Keep every line where the word "dimensionnement" appears; drop the rest.

DATASET CONTENT
*-*-*

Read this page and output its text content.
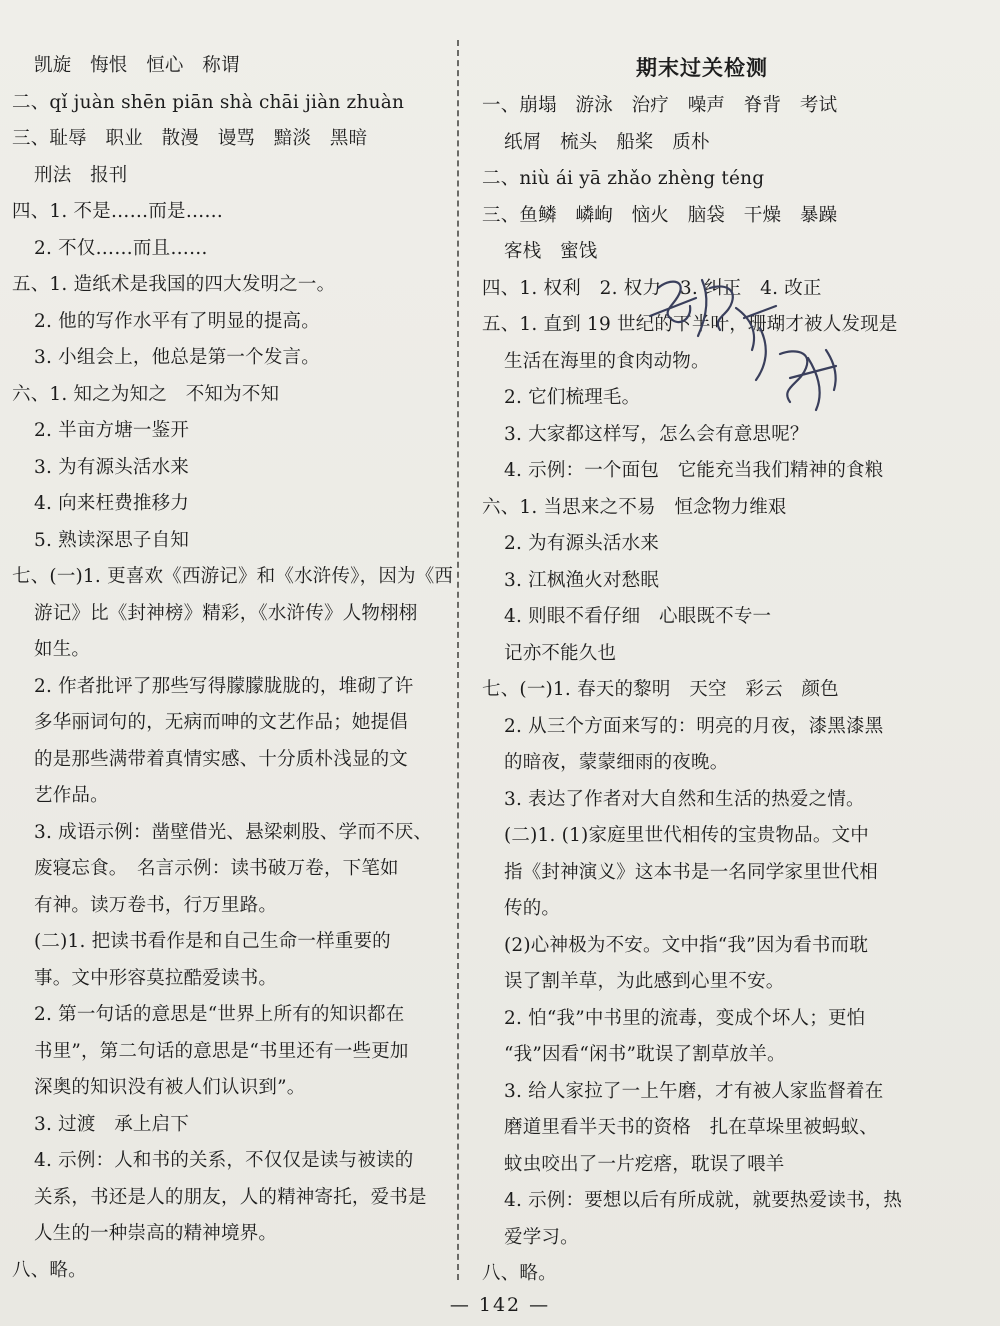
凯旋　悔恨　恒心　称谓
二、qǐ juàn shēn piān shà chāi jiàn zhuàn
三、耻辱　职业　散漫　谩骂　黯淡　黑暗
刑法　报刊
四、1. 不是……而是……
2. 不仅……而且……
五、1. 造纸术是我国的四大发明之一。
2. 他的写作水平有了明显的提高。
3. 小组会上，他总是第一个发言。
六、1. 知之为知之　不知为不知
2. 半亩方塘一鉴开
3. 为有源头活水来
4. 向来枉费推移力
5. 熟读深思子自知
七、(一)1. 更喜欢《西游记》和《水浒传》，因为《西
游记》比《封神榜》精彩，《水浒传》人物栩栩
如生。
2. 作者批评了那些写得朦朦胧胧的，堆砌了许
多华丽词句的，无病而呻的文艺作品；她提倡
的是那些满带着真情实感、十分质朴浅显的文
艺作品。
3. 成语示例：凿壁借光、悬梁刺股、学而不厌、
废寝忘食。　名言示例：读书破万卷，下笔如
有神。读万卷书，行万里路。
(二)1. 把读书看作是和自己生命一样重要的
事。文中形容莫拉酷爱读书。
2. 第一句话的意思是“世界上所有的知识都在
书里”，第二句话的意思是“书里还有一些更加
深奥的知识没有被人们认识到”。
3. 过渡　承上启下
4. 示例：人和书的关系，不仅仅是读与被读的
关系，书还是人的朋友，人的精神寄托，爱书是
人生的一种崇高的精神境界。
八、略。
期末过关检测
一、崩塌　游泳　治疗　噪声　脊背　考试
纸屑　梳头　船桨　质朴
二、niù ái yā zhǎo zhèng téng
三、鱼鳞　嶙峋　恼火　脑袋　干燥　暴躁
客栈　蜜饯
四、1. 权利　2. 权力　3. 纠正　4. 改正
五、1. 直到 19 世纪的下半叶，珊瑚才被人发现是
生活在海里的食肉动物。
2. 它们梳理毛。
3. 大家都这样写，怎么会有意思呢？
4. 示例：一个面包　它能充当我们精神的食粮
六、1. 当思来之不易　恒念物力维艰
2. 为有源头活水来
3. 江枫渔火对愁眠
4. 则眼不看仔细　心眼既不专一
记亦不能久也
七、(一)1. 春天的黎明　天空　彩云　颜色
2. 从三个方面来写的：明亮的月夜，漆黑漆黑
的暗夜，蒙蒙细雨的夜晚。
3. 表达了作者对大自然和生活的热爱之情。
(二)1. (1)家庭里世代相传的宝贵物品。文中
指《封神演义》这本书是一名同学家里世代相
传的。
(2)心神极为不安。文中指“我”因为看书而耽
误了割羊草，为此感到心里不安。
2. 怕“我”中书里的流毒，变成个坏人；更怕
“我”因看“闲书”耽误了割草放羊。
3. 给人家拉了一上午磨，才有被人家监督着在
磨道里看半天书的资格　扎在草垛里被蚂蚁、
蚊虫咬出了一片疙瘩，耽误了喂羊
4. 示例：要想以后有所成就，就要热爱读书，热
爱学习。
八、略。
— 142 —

*-*-*

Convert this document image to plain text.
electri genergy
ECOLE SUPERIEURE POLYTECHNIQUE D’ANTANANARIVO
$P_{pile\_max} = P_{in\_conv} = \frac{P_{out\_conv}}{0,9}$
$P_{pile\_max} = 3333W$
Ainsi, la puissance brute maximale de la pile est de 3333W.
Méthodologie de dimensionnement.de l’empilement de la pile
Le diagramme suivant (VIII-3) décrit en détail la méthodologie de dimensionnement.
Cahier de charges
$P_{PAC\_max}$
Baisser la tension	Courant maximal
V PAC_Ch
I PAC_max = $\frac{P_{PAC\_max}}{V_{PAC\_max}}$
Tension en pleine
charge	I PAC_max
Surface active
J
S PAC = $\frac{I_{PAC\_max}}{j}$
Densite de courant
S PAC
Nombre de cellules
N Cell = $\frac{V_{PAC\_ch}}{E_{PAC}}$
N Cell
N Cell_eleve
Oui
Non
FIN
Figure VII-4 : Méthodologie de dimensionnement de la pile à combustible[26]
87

*-*-*

THE RESULT
Méthodologie de dimensionnement.de l’empilement de la pile
Le diagramme suivant (VIII-3) décrit en détail la méthodologie de dimensionnement.
Figure VII-4 : Méthodologie de dimensionnement de la pile à combustible[26]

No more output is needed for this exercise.